--- Instructions to follow ---
The listing below must be repeated word for word, with its images excluded.

--- Material ---
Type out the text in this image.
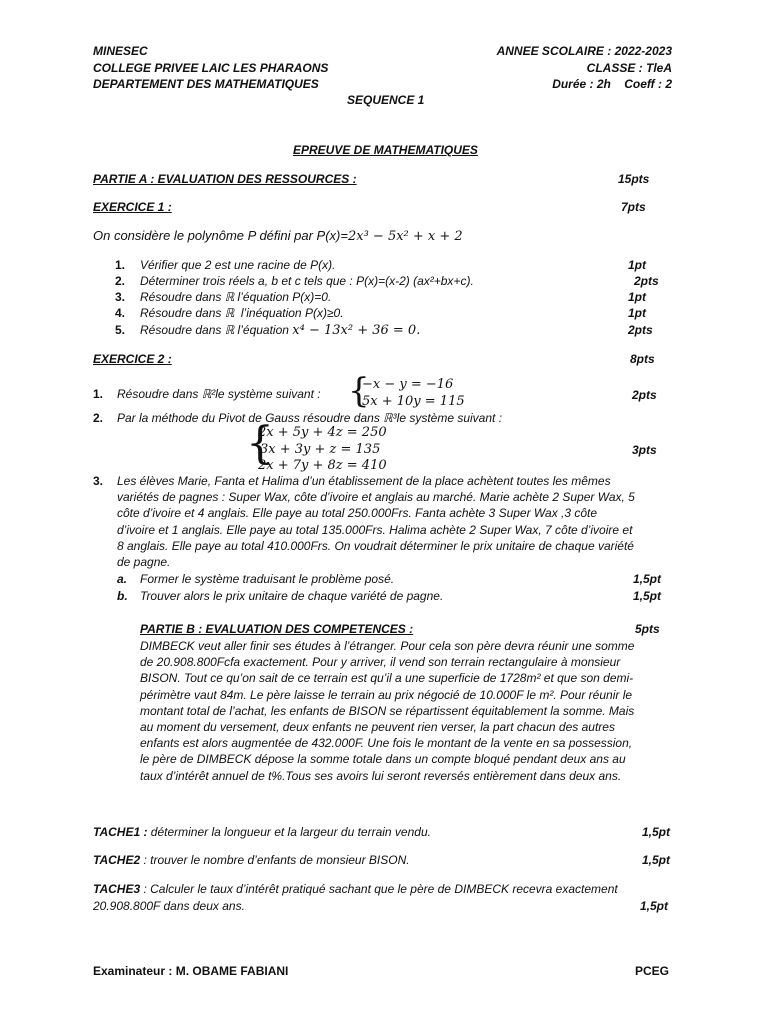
MINESEC
COLLEGE PRIVEE LAIC LES PHARAONS
DEPARTEMENT DES MATHEMATIQUES
ANNEE SCOLAIRE : 2022-2023
CLASSE : TleA
Durée : 2h    Coeff : 2
SEQUENCE 1
EPREUVE DE MATHEMATIQUES
PARTIE A : EVALUATION DES RESSOURCES :	15pts
EXERCICE 1 :	7pts
On considère le polynôme P défini par P(x)=2x³ − 5x² + x + 2
1. Vérifier que 2 est une racine de P(x).	1pt
2. Déterminer trois réels a, b et c tels que : P(x)=(x-2) (ax²+bx+c).	2pts
3. Résoudre dans ℝ l’équation P(x)=0.	1pt
4. Résoudre dans ℝ  l’inéquation P(x)≥0.	1pt
5. Résoudre dans ℝ l’équation x⁴ − 13x² + 36 = 0.	2pts
EXERCICE 2 :	8pts
1. Résoudre dans ℝ²le système suivant : {
−x − y = −16
5x + 10y = 115	2pts
2. Par la méthode du Pivot de Gauss résoudre dans ℝ³le système suivant :
{
2x + 5y + 4z = 250
3x + 3y + z = 135
2x + 7y + 8z = 410
3pts
3. Les élèves Marie, Fanta et Halima d’un établissement de la place achètent toutes les mêmes
variétés de pagnes : Super Wax, côte d’ivoire et anglais au marché. Marie achète 2 Super Wax, 5
côte d’ivoire et 4 anglais. Elle paye au total 250.000Frs. Fanta achète 3 Super Wax ,3 côte
d’ivoire et 1 anglais. Elle paye au total 135.000Frs. Halima achète 2 Super Wax, 7 côte d’ivoire et
8 anglais. Elle paye au total 410.000Frs. On voudrait déterminer le prix unitaire de chaque variété
de pagne.
a. Former le système traduisant le problème posé.	1,5pt
b. Trouver alors le prix unitaire de chaque variété de pagne.	1,5pt
PARTIE B : EVALUATION DES COMPETENCES :	5pts
DIMBECK veut aller finir ses études à l’étranger. Pour cela son père devra réunir une somme
de 20.908.800Fcfa exactement. Pour y arriver, il vend son terrain rectangulaire à monsieur
BISON. Tout ce qu’on sait de ce terrain est qu’il a une superficie de 1728m² et que son demi-
périmètre vaut 84m. Le père laisse le terrain au prix négocié de 10.000F le m². Pour réunir le
montant total de l’achat, les enfants de BISON se répartissent équitablement la somme. Mais
au moment du versement, deux enfants ne peuvent rien verser, la part chacun des autres
enfants est alors augmentée de 432.000F. Une fois le montant de la vente en sa possession,
le père de DIMBECK dépose la somme totale dans un compte bloqué pendant deux ans au
taux d’intérêt annuel de t%.Tous ses avoirs lui seront reversés entièrement dans deux ans.
TACHE1 : déterminer la longueur et la largeur du terrain vendu.	1,5pt
TACHE2 : trouver le nombre d’enfants de monsieur BISON.	1,5pt
TACHE3 : Calculer le taux d’intérêt pratiqué sachant que le père de DIMBECK recevra exactement
20.908.800F dans deux ans.	1,5pt
Examinateur : M. OBAME FABIANI	PCEG
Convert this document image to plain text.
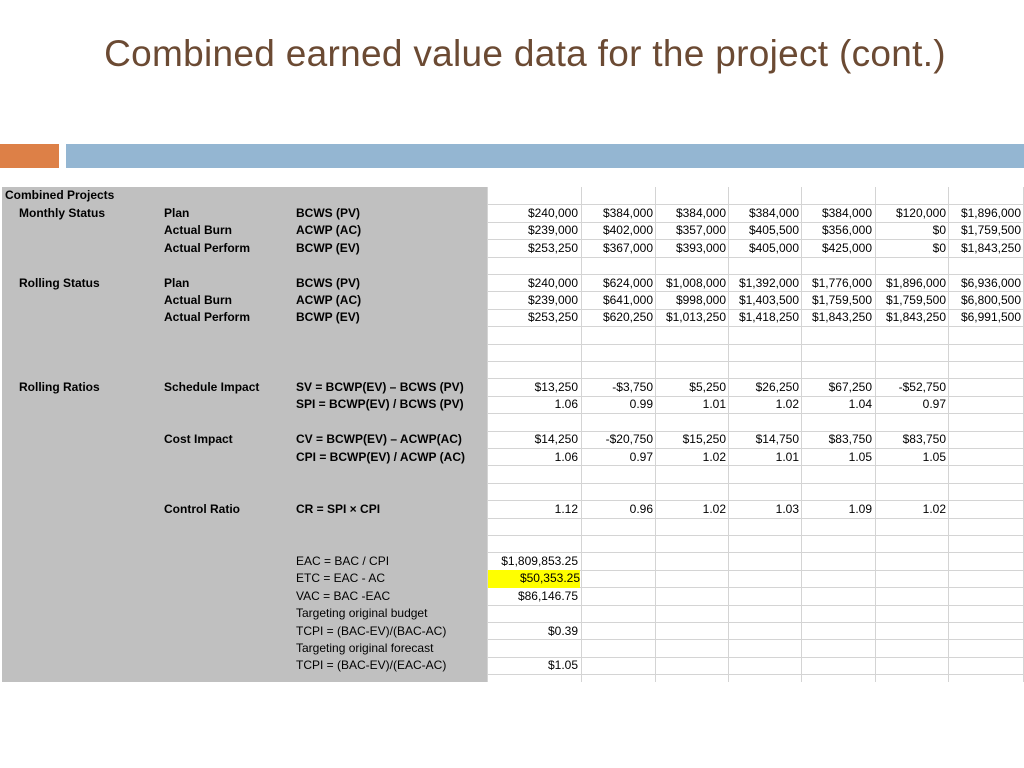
Combined earned value data for the project (cont.)
Combined Projects
Monthly Status	Plan	BCWS (PV)	$240,000	$384,000	$384,000	$384,000	$384,000	$120,000	$1,896,000
Actual Burn	ACWP (AC)	$239,000	$402,000	$357,000	$405,500	$356,000	$0	$1,759,500
Actual Perform	BCWP (EV)	$253,250	$367,000	$393,000	$405,000	$425,000	$0	$1,843,250
Rolling Status	Plan	BCWS (PV)	$240,000	$624,000	$1,008,000	$1,392,000	$1,776,000	$1,896,000	$6,936,000
Actual Burn	ACWP (AC)	$239,000	$641,000	$998,000	$1,403,500	$1,759,500	$1,759,500	$6,800,500
Actual Perform	BCWP (EV)	$253,250	$620,250	$1,013,250	$1,418,250	$1,843,250	$1,843,250	$6,991,500
Rolling Ratios	Schedule Impact	SV = BCWP(EV) – BCWS (PV)	$13,250	-$3,750	$5,250	$26,250	$67,250	-$52,750
SPI = BCWP(EV) / BCWS (PV)	1.06	0.99	1.01	1.02	1.04	0.97
Cost Impact	CV = BCWP(EV) – ACWP(AC)	$14,250	-$20,750	$15,250	$14,750	$83,750	$83,750
CPI = BCWP(EV) / ACWP (AC)	1.06	0.97	1.02	1.01	1.05	1.05
Control Ratio	CR = SPI × CPI	1.12	0.96	1.02	1.03	1.09	1.02
EAC = BAC / CPI	$1,809,853.25
ETC = EAC - AC	$50,353.25
VAC = BAC -EAC	$86,146.75
Targeting original budget
TCPI = (BAC-EV)/(BAC-AC)	$0.39
Targeting original forecast
TCPI = (BAC-EV)/(EAC-AC)	$1.05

--- Response below ---
Type out the text in this image.
MINESEC
COLLEGE PRIVEE LAIC LES PHARAONS
DEPARTEMENT DES MATHEMATIQUES
ANNEE SCOLAIRE : 2022-2023
CLASSE : TleA
Durée : 2h    Coeff : 2
SEQUENCE 1
EPREUVE DE MATHEMATIQUES
PARTIE A : EVALUATION DES RESSOURCES :	15pts
EXERCICE 1 :	7pts
On considère le polynôme P défini par P(x)=2x³ − 5x² + x + 2
1. Vérifier que 2 est une racine de P(x).	1pt
2. Déterminer trois réels a, b et c tels que : P(x)=(x-2) (ax²+bx+c).	2pts
3. Résoudre dans ℝ l’équation P(x)=0.	1pt
4. Résoudre dans ℝ  l’inéquation P(x)≥0.	1pt
5. Résoudre dans ℝ l’équation x⁴ − 13x² + 36 = 0.	2pts
EXERCICE 2 :	8pts
1. Résoudre dans ℝ²le système suivant : {
−x − y = −16
5x + 10y = 115	2pts
2. Par la méthode du Pivot de Gauss résoudre dans ℝ³le système suivant :
{
2x + 5y + 4z = 250
3x + 3y + z = 135
2x + 7y + 8z = 410
3pts
3. Les élèves Marie, Fanta et Halima d’un établissement de la place achètent toutes les mêmes
variétés de pagnes : Super Wax, côte d’ivoire et anglais au marché. Marie achète 2 Super Wax, 5
côte d’ivoire et 4 anglais. Elle paye au total 250.000Frs. Fanta achète 3 Super Wax ,3 côte
d’ivoire et 1 anglais. Elle paye au total 135.000Frs. Halima achète 2 Super Wax, 7 côte d’ivoire et
8 anglais. Elle paye au total 410.000Frs. On voudrait déterminer le prix unitaire de chaque variété
de pagne.
a. Former le système traduisant le problème posé.	1,5pt
b. Trouver alors le prix unitaire de chaque variété de pagne.	1,5pt
PARTIE B : EVALUATION DES COMPETENCES :	5pts
DIMBECK veut aller finir ses études à l’étranger. Pour cela son père devra réunir une somme
de 20.908.800Fcfa exactement. Pour y arriver, il vend son terrain rectangulaire à monsieur
BISON. Tout ce qu’on sait de ce terrain est qu’il a une superficie de 1728m² et que son demi-
périmètre vaut 84m. Le père laisse le terrain au prix négocié de 10.000F le m². Pour réunir le
montant total de l’achat, les enfants de BISON se répartissent équitablement la somme. Mais
au moment du versement, deux enfants ne peuvent rien verser, la part chacun des autres
enfants est alors augmentée de 432.000F. Une fois le montant de la vente en sa possession,
le père de DIMBECK dépose la somme totale dans un compte bloqué pendant deux ans au
taux d’intérêt annuel de t%.Tous ses avoirs lui seront reversés entièrement dans deux ans.
TACHE1 : déterminer la longueur et la largeur du terrain vendu.	1,5pt
TACHE2 : trouver le nombre d’enfants de monsieur BISON.	1,5pt
TACHE3 : Calculer le taux d’intérêt pratiqué sachant que le père de DIMBECK recevra exactement
20.908.800F dans deux ans.	1,5pt
Examinateur : M. OBAME FABIANI	PCEG
Convert this document image to plain text.
Combined earned value data for the project (cont.)
Combined Projects
Monthly Status	Plan	BCWS (PV)	$240,000	$384,000	$384,000	$384,000	$384,000	$120,000	$1,896,000
Actual Burn	ACWP (AC)	$239,000	$402,000	$357,000	$405,500	$356,000	$0	$1,759,500
Actual Perform	BCWP (EV)	$253,250	$367,000	$393,000	$405,000	$425,000	$0	$1,843,250
Rolling Status	Plan	BCWS (PV)	$240,000	$624,000	$1,008,000	$1,392,000	$1,776,000	$1,896,000	$6,936,000
Actual Burn	ACWP (AC)	$239,000	$641,000	$998,000	$1,403,500	$1,759,500	$1,759,500	$6,800,500
Actual Perform	BCWP (EV)	$253,250	$620,250	$1,013,250	$1,418,250	$1,843,250	$1,843,250	$6,991,500
Rolling Ratios	Schedule Impact	SV = BCWP(EV) – BCWS (PV)	$13,250	-$3,750	$5,250	$26,250	$67,250	-$52,750
SPI = BCWP(EV) / BCWS (PV)	1.06	0.99	1.01	1.02	1.04	0.97
Cost Impact	CV = BCWP(EV) – ACWP(AC)	$14,250	-$20,750	$15,250	$14,750	$83,750	$83,750
CPI = BCWP(EV) / ACWP (AC)	1.06	0.97	1.02	1.01	1.05	1.05
Control Ratio	CR = SPI × CPI	1.12	0.96	1.02	1.03	1.09	1.02
EAC = BAC / CPI	$1,809,853.25
ETC = EAC - AC	$50,353.25
VAC = BAC -EAC	$86,146.75
Targeting original budget
TCPI = (BAC-EV)/(BAC-AC)	$0.39
Targeting original forecast
TCPI = (BAC-EV)/(EAC-AC)	$1.05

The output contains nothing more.